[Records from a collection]
begin
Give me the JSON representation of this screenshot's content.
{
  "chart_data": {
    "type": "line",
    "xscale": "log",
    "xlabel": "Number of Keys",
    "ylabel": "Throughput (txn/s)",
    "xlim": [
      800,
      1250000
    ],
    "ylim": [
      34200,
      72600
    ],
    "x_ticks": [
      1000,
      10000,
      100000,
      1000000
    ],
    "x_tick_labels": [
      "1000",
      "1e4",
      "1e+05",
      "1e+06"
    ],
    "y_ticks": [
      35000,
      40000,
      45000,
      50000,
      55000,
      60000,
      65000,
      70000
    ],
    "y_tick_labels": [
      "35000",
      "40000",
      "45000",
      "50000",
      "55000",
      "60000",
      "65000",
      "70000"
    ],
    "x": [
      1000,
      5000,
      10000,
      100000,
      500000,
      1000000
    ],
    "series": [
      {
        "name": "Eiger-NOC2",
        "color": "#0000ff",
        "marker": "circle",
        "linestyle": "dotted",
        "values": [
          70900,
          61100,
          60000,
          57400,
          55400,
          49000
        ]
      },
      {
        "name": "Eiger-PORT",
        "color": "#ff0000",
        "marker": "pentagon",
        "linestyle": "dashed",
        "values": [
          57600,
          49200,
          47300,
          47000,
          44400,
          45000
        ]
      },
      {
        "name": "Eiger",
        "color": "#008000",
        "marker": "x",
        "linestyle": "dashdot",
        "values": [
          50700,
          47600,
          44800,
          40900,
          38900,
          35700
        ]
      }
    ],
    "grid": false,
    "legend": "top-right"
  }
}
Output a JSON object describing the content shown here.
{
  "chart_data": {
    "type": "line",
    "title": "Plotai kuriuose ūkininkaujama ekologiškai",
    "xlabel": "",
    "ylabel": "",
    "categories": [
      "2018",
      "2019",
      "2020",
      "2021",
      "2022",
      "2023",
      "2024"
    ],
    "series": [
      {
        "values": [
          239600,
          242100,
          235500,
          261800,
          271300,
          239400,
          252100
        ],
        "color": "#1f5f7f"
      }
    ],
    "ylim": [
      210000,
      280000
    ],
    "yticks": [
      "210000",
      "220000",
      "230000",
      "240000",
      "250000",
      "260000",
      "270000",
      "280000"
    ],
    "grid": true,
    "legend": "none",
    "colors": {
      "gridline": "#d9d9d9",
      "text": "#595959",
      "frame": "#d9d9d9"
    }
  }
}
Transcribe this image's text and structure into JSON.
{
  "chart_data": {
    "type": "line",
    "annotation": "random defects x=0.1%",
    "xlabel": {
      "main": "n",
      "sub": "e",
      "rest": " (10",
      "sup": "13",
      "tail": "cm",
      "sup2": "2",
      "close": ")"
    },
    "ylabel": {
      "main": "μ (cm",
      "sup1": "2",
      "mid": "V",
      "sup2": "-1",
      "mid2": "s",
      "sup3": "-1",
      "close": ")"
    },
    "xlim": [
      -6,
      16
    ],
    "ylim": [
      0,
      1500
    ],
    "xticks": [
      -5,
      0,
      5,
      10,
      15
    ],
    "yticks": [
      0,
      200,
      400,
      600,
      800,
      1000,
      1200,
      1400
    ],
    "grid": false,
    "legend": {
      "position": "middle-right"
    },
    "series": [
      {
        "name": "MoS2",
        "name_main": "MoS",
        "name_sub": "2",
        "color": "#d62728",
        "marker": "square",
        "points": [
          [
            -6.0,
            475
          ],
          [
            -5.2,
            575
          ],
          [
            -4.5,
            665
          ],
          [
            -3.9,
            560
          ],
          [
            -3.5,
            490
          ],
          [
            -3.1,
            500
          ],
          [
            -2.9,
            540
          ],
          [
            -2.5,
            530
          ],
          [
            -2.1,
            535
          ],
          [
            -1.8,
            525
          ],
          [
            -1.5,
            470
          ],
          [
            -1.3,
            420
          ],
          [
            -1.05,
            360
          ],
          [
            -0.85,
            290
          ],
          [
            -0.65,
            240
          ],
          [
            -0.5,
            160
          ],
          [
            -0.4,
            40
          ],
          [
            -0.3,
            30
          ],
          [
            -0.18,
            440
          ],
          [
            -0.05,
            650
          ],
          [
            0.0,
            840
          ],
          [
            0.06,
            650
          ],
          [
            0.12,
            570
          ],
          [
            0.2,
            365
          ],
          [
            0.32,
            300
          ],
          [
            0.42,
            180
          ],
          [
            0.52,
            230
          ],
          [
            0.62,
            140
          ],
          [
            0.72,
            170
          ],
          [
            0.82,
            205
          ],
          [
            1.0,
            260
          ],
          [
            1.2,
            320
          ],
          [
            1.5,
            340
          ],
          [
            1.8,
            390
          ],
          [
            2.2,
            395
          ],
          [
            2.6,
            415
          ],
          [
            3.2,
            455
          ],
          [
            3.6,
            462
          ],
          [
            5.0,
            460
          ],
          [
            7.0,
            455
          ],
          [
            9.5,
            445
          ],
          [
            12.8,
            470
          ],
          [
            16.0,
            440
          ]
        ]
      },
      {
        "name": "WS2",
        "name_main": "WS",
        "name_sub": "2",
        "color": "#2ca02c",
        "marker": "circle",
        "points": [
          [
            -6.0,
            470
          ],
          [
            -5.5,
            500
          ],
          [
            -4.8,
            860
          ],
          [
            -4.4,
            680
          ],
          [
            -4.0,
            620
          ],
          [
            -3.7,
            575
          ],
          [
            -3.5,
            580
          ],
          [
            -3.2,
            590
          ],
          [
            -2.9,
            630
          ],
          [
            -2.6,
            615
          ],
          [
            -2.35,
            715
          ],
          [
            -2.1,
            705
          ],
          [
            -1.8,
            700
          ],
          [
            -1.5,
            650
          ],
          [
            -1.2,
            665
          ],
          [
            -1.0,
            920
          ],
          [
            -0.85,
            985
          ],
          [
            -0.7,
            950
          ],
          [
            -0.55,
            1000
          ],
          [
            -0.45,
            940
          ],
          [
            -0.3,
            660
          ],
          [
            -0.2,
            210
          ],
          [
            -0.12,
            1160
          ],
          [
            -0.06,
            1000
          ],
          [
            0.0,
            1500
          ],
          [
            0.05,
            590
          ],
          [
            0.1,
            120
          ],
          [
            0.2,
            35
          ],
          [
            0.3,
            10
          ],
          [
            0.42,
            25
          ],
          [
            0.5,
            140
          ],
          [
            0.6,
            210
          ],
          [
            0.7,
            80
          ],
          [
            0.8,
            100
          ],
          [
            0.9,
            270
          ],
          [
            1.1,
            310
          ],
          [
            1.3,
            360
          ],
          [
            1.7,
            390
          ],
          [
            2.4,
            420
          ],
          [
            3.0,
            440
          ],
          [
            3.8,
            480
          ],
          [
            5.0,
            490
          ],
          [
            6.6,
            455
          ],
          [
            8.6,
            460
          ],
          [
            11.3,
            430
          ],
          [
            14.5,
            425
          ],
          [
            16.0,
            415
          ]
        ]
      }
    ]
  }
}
end
◆ **EXERCISE GOAL**:
Copy each line that holds the word "xlabel".

◆ **EXERCISE ANSWER**:
    "xlabel": "Number of Keys",
    "xlabel": "",
    "xlabel": {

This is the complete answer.